### THE PROBLEM:
Transcribe each record exactly. Include every one.

### DATA SUPPLIED:

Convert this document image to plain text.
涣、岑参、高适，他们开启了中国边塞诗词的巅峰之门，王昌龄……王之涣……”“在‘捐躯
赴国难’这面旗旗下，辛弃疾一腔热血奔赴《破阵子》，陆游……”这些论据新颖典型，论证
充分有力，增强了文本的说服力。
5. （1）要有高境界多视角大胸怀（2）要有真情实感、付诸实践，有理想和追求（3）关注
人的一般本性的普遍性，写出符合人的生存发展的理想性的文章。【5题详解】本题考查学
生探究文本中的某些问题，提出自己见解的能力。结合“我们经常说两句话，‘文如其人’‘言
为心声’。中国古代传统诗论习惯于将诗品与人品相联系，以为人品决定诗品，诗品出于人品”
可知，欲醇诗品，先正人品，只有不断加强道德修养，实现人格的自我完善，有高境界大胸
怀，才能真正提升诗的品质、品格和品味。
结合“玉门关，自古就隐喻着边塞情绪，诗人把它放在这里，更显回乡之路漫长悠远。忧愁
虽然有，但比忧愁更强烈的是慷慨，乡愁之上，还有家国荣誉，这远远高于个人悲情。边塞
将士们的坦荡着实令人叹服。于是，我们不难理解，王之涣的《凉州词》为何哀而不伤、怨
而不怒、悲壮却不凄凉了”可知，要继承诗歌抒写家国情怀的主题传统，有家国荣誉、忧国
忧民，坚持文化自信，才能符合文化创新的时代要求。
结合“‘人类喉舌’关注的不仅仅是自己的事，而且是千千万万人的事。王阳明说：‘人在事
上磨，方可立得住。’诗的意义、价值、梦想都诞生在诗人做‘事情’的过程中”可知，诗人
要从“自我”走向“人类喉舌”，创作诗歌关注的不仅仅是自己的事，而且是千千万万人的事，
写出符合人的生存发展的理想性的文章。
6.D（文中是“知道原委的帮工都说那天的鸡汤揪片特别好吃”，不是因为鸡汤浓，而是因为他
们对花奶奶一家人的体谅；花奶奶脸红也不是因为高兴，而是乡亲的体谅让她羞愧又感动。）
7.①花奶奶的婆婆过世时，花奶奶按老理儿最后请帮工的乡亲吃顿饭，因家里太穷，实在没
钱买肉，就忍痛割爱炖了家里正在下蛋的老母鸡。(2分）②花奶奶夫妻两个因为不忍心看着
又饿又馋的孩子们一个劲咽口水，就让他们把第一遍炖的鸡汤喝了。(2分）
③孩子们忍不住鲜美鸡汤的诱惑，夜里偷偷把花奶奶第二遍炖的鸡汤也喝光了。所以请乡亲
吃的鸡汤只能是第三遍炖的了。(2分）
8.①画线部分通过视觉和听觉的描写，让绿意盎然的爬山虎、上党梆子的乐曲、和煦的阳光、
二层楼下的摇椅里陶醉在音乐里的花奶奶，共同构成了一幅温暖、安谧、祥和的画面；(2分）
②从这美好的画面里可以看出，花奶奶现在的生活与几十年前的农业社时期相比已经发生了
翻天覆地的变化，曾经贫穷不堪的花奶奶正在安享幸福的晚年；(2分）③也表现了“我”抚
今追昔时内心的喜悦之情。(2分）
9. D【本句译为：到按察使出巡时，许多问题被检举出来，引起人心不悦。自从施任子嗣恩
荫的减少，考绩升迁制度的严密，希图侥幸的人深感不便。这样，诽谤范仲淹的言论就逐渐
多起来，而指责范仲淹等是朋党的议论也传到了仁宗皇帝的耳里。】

### RESPONSE TO THE EXERCISE:
Convert this document image to plain text.
涣、岑参、高适，他们开启了中国边塞诗词的巅峰之门，王昌龄……王之涣……”“在‘捐躯
赴国难’这面旗旗下，辛弃疾一腔热血奔赴《破阵子》，陆游……”这些论据新颖典型，论证
充分有力，增强了文本的说服力。
5. （1）要有高境界多视角大胸怀（2）要有真情实感、付诸实践，有理想和追求（3）关注
人的一般本性的普遍性，写出符合人的生存发展的理想性的文章。【5题详解】本题考查学
生探究文本中的某些问题，提出自己见解的能力。结合“我们经常说两句话，‘文如其人’‘言
为心声’。中国古代传统诗论习惯于将诗品与人品相联系，以为人品决定诗品，诗品出于人品”
可知，欲醇诗品，先正人品，只有不断加强道德修养，实现人格的自我完善，有高境界大胸
怀，才能真正提升诗的品质、品格和品味。
结合“玉门关，自古就隐喻着边塞情绪，诗人把它放在这里，更显回乡之路漫长悠远。忧愁
虽然有，但比忧愁更强烈的是慷慨，乡愁之上，还有家国荣誉，这远远高于个人悲情。边塞
将士们的坦荡着实令人叹服。于是，我们不难理解，王之涣的《凉州词》为何哀而不伤、怨
而不怒、悲壮却不凄凉了”可知，要继承诗歌抒写家国情怀的主题传统，有家国荣誉、忧国
忧民，坚持文化自信，才能符合文化创新的时代要求。
结合“‘人类喉舌’关注的不仅仅是自己的事，而且是千千万万人的事。王阳明说：‘人在事
上磨，方可立得住。’诗的意义、价值、梦想都诞生在诗人做‘事情’的过程中”可知，诗人
要从“自我”走向“人类喉舌”，创作诗歌关注的不仅仅是自己的事，而且是千千万万人的事，
写出符合人的生存发展的理想性的文章。
6.D（文中是“知道原委的帮工都说那天的鸡汤揪片特别好吃”，不是因为鸡汤浓，而是因为他
们对花奶奶一家人的体谅；花奶奶脸红也不是因为高兴，而是乡亲的体谅让她羞愧又感动。）
7.①花奶奶的婆婆过世时，花奶奶按老理儿最后请帮工的乡亲吃顿饭，因家里太穷，实在没
钱买肉，就忍痛割爱炖了家里正在下蛋的老母鸡。(2分）②花奶奶夫妻两个因为不忍心看着
又饿又馋的孩子们一个劲咽口水，就让他们把第一遍炖的鸡汤喝了。(2分）
③孩子们忍不住鲜美鸡汤的诱惑，夜里偷偷把花奶奶第二遍炖的鸡汤也喝光了。所以请乡亲
吃的鸡汤只能是第三遍炖的了。(2分）
8.①画线部分通过视觉和听觉的描写，让绿意盎然的爬山虎、上党梆子的乐曲、和煦的阳光、
二层楼下的摇椅里陶醉在音乐里的花奶奶，共同构成了一幅温暖、安谧、祥和的画面；(2分）
②从这美好的画面里可以看出，花奶奶现在的生活与几十年前的农业社时期相比已经发生了
翻天覆地的变化，曾经贫穷不堪的花奶奶正在安享幸福的晚年；(2分）③也表现了“我”抚
今追昔时内心的喜悦之情。(2分）
9. D【本句译为：到按察使出巡时，许多问题被检举出来，引起人心不悦。自从施任子嗣恩
荫的减少，考绩升迁制度的严密，希图侥幸的人深感不便。这样，诽谤范仲淹的言论就逐渐
多起来，而指责范仲淹等是朋党的议论也传到了仁宗皇帝的耳里。】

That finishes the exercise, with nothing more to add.